## TASK PROMPT
Your task is to extract every entry that follows word for word while excluding the pictures.

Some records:

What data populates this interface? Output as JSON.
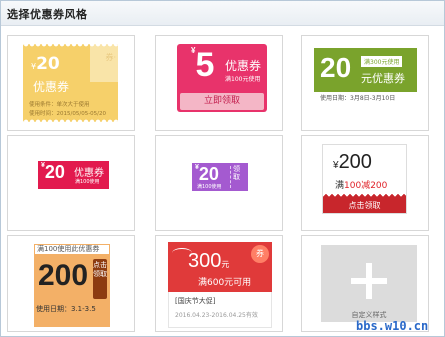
{
  "dialog": {
    "title": "选择优惠券风格"
  },
  "coupons": [
    {
      "currency": "¥",
      "amount": "20",
      "name": "优惠券",
      "stub": "券·",
      "line1": "使用条件：单次大于使用",
      "line2": "使用时间：2015/05/05-05/20"
    },
    {
      "currency": "¥",
      "amount": "5",
      "name": "优惠券",
      "condition": "满100元使用",
      "button": "立即领取"
    },
    {
      "amount": "20",
      "condition": "满300元使用",
      "name": "元优惠券",
      "date": "使用日期：3月8日-3月10日"
    },
    {
      "currency": "¥",
      "amount": "20",
      "name": "优惠券",
      "condition": "满100使用"
    },
    {
      "currency": "¥",
      "amount": "20",
      "condition": "满100使用",
      "side": "领取"
    },
    {
      "currency": "¥",
      "amount": "200",
      "condition_prefix": "满",
      "condition_value": "100减200",
      "button": "点击领取"
    },
    {
      "header": "满100使用此优惠券",
      "amount": "200",
      "side_button": "点击领取",
      "date": "使用日期：3.1-3.5"
    },
    {
      "amount": "300",
      "unit": "元",
      "condition": "满600元可用",
      "stamp": "券",
      "title": "[国庆节大促]",
      "date": "2016.04.23-2016.04.25有效"
    }
  ],
  "custom": {
    "label": "自定义样式"
  },
  "watermark": "bbs.w10.cn"
}
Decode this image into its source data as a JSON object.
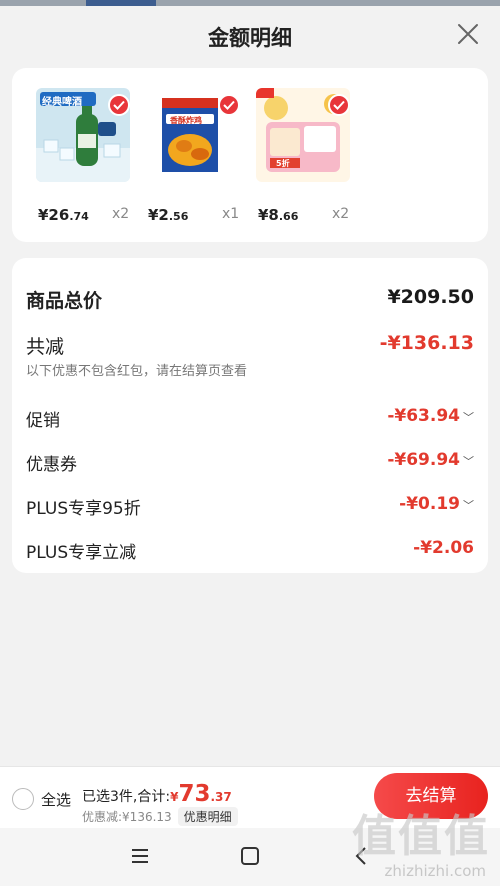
{
  "header": {
    "title": "金额明细"
  },
  "products": [
    {
      "price_main": "¥26",
      "price_dec": ".74",
      "qty": "x2",
      "image_label": "经典啤酒"
    },
    {
      "price_main": "¥2",
      "price_dec": ".56",
      "qty": "x1",
      "image_label": "香酥炸鸡"
    },
    {
      "price_main": "¥8",
      "price_dec": ".66",
      "qty": "x2",
      "image_label": "5折"
    }
  ],
  "summary": {
    "total_label": "商品总价",
    "total_value": "¥209.50",
    "reduce_label": "共减",
    "reduce_value": "-¥136.13",
    "note": "以下优惠不包含红包，请在结算页查看",
    "items": [
      {
        "label": "促销",
        "value": "-¥63.94",
        "chev": "﹀"
      },
      {
        "label": "优惠券",
        "value": "-¥69.94",
        "chev": "﹀"
      },
      {
        "label": "PLUS专享95折",
        "value": "-¥0.19",
        "chev": "﹀"
      },
      {
        "label": "PLUS专享立减",
        "value": "-¥2.06",
        "chev": ""
      }
    ]
  },
  "bottom": {
    "select_all": "全选",
    "selected_text": "已选3件,合计:",
    "total_prefix": "¥",
    "total_int": "73",
    "total_dec": ".37",
    "discount_text": "优惠减:¥136.13",
    "detail_tag": "优惠明细",
    "checkout": "去结算"
  },
  "watermark": {
    "logo": "值值值",
    "url": "zhizhizhi.com"
  },
  "colors": {
    "accent": "#e23a2e",
    "checkout": "#e8231f"
  }
}
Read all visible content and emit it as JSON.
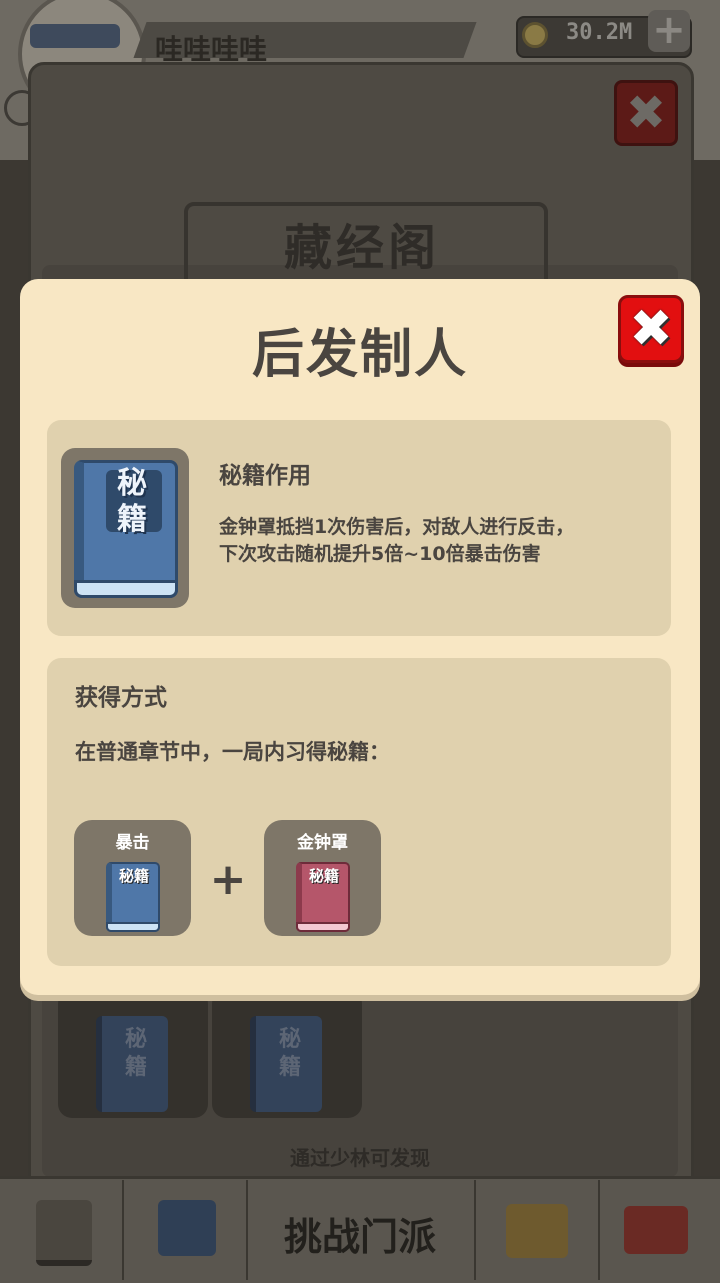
{
  "header": {
    "player_name": "哇哇哇哇",
    "coins": "30.2M",
    "add_label": "+"
  },
  "library": {
    "title": "藏经阁",
    "close_label": "✖",
    "hint": "通过少林可发现",
    "books": [
      "秘籍",
      "秘籍"
    ]
  },
  "nav": {
    "challenge_label": "挑战门派"
  },
  "modal": {
    "title": "后发制人",
    "close_label": "✖",
    "book_label": "秘籍",
    "effect": {
      "heading": "秘籍作用",
      "lines": [
        "金钟罩抵挡1次伤害后，对敌人进行反击，",
        "下次攻击随机提升5倍~10倍暴击伤害"
      ]
    },
    "acquire": {
      "heading": "获得方式",
      "desc": "在普通章节中，一局内习得秘籍：",
      "components": [
        {
          "name": "暴击",
          "book_label": "秘籍",
          "color": "#4f77a8"
        },
        {
          "name": "金钟罩",
          "book_label": "秘籍",
          "color": "#b5566a"
        }
      ],
      "plus": "+"
    }
  },
  "colors": {
    "modal_bg": "#f8e7c4",
    "section_bg": "#e0d1ae",
    "close_red": "#e20f10",
    "text_dark": "#4a4540"
  }
}
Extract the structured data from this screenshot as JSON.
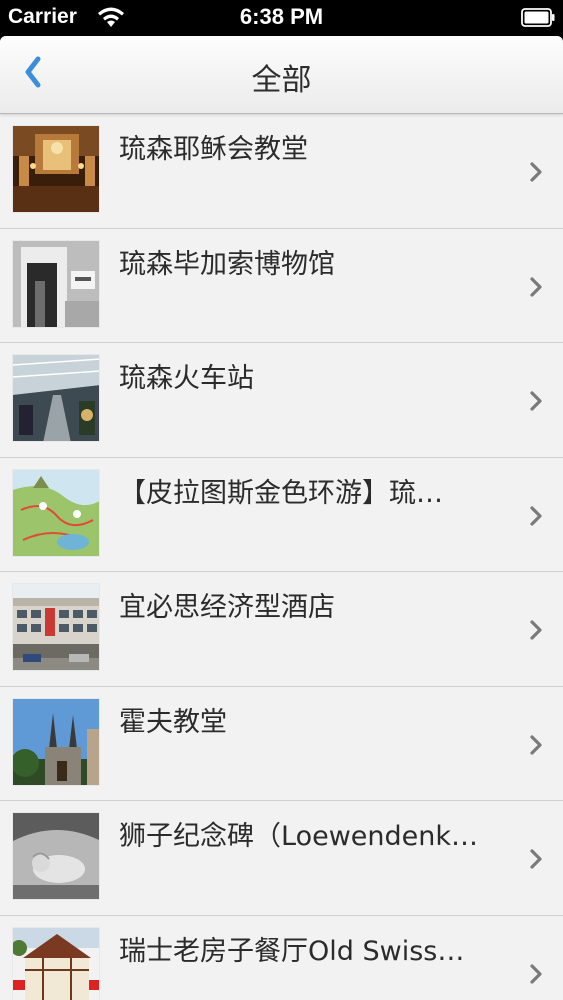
{
  "status_bar": {
    "carrier": "Carrier",
    "time": "6:38 PM",
    "icons": [
      "wifi-icon",
      "battery-icon"
    ]
  },
  "nav": {
    "title": "全部",
    "back_icon": "chevron-left-icon",
    "accent_color": "#3b8fd9"
  },
  "list": {
    "items": [
      {
        "label": "琉森耶稣会教堂",
        "thumb": "church-interior"
      },
      {
        "label": "琉森毕加索博物馆",
        "thumb": "museum-doorway"
      },
      {
        "label": "琉森火车站",
        "thumb": "train-station"
      },
      {
        "label": "【皮拉图斯金色环游】琉…",
        "thumb": "map"
      },
      {
        "label": "宜必思经济型酒店",
        "thumb": "hotel-building"
      },
      {
        "label": "霍夫教堂",
        "thumb": "church-spires"
      },
      {
        "label": "狮子纪念碑（Loewendenk…",
        "thumb": "lion-monument"
      },
      {
        "label": "瑞士老房子餐厅Old Swiss…",
        "thumb": "old-house"
      }
    ],
    "disclosure_icon": "chevron-right-icon"
  }
}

## OUTPUT FOR THIS EXERCISE
What data populates this interface? Output as JSON.
{
  "dialog": {
    "title": "选择优惠券风格"
  },
  "coupons": [
    {
      "currency": "¥",
      "amount": "20",
      "name": "优惠券",
      "stub": "券·",
      "line1": "使用条件：单次大于使用",
      "line2": "使用时间：2015/05/05-05/20"
    },
    {
      "currency": "¥",
      "amount": "5",
      "name": "优惠券",
      "condition": "满100元使用",
      "button": "立即领取"
    },
    {
      "amount": "20",
      "condition": "满300元使用",
      "name": "元优惠券",
      "date": "使用日期：3月8日-3月10日"
    },
    {
      "currency": "¥",
      "amount": "20",
      "name": "优惠券",
      "condition": "满100使用"
    },
    {
      "currency": "¥",
      "amount": "20",
      "condition": "满100使用",
      "side": "领取"
    },
    {
      "currency": "¥",
      "amount": "200",
      "condition_prefix": "满",
      "condition_value": "100减200",
      "button": "点击领取"
    },
    {
      "header": "满100使用此优惠券",
      "amount": "200",
      "side_button": "点击领取",
      "date": "使用日期：3.1-3.5"
    },
    {
      "amount": "300",
      "unit": "元",
      "condition": "满600元可用",
      "stamp": "券",
      "title": "[国庆节大促]",
      "date": "2016.04.23-2016.04.25有效"
    }
  ],
  "custom": {
    "label": "自定义样式"
  },
  "watermark": "bbs.w10.cn"
}
Decode this image into its source data as a JSON object.
{
  "header": {
    "title": "金额明细"
  },
  "products": [
    {
      "price_main": "¥26",
      "price_dec": ".74",
      "qty": "x2",
      "image_label": "经典啤酒"
    },
    {
      "price_main": "¥2",
      "price_dec": ".56",
      "qty": "x1",
      "image_label": "香酥炸鸡"
    },
    {
      "price_main": "¥8",
      "price_dec": ".66",
      "qty": "x2",
      "image_label": "5折"
    }
  ],
  "summary": {
    "total_label": "商品总价",
    "total_value": "¥209.50",
    "reduce_label": "共减",
    "reduce_value": "-¥136.13",
    "note": "以下优惠不包含红包，请在结算页查看",
    "items": [
      {
        "label": "促销",
        "value": "-¥63.94",
        "chev": "﹀"
      },
      {
        "label": "优惠券",
        "value": "-¥69.94",
        "chev": "﹀"
      },
      {
        "label": "PLUS专享95折",
        "value": "-¥0.19",
        "chev": "﹀"
      },
      {
        "label": "PLUS专享立减",
        "value": "-¥2.06",
        "chev": ""
      }
    ]
  },
  "bottom": {
    "select_all": "全选",
    "selected_text": "已选3件,合计:",
    "total_prefix": "¥",
    "total_int": "73",
    "total_dec": ".37",
    "discount_text": "优惠减:¥136.13",
    "detail_tag": "优惠明细",
    "checkout": "去结算"
  },
  "watermark": {
    "logo": "值值值",
    "url": "zhizhizhi.com"
  },
  "colors": {
    "accent": "#e23a2e",
    "checkout": "#e8231f"
  }
}
Read all visible content and emit it as JSON.
{
  "header": {
    "player_name": "哇哇哇哇",
    "coins": "30.2M",
    "add_label": "+"
  },
  "library": {
    "title": "藏经阁",
    "close_label": "✖",
    "hint": "通过少林可发现",
    "books": [
      "秘籍",
      "秘籍"
    ]
  },
  "nav": {
    "challenge_label": "挑战门派"
  },
  "modal": {
    "title": "后发制人",
    "close_label": "✖",
    "book_label": "秘籍",
    "effect": {
      "heading": "秘籍作用",
      "lines": [
        "金钟罩抵挡1次伤害后，对敌人进行反击，",
        "下次攻击随机提升5倍~10倍暴击伤害"
      ]
    },
    "acquire": {
      "heading": "获得方式",
      "desc": "在普通章节中，一局内习得秘籍：",
      "components": [
        {
          "name": "暴击",
          "book_label": "秘籍",
          "color": "#4f77a8"
        },
        {
          "name": "金钟罩",
          "book_label": "秘籍",
          "color": "#b5566a"
        }
      ],
      "plus": "+"
    }
  },
  "colors": {
    "modal_bg": "#f8e7c4",
    "section_bg": "#e0d1ae",
    "close_red": "#e20f10",
    "text_dark": "#4a4540"
  }
}
Extract the structured data from this screenshot as JSON.
{
  "status_bar": {
    "carrier": "Carrier",
    "time": "6:38 PM",
    "icons": [
      "wifi-icon",
      "battery-icon"
    ]
  },
  "nav": {
    "title": "全部",
    "back_icon": "chevron-left-icon",
    "accent_color": "#3b8fd9"
  },
  "list": {
    "items": [
      {
        "label": "琉森耶稣会教堂",
        "thumb": "church-interior"
      },
      {
        "label": "琉森毕加索博物馆",
        "thumb": "museum-doorway"
      },
      {
        "label": "琉森火车站",
        "thumb": "train-station"
      },
      {
        "label": "【皮拉图斯金色环游】琉…",
        "thumb": "map"
      },
      {
        "label": "宜必思经济型酒店",
        "thumb": "hotel-building"
      },
      {
        "label": "霍夫教堂",
        "thumb": "church-spires"
      },
      {
        "label": "狮子纪念碑（Loewendenk…",
        "thumb": "lion-monument"
      },
      {
        "label": "瑞士老房子餐厅Old Swiss…",
        "thumb": "old-house"
      }
    ],
    "disclosure_icon": "chevron-right-icon"
  }
}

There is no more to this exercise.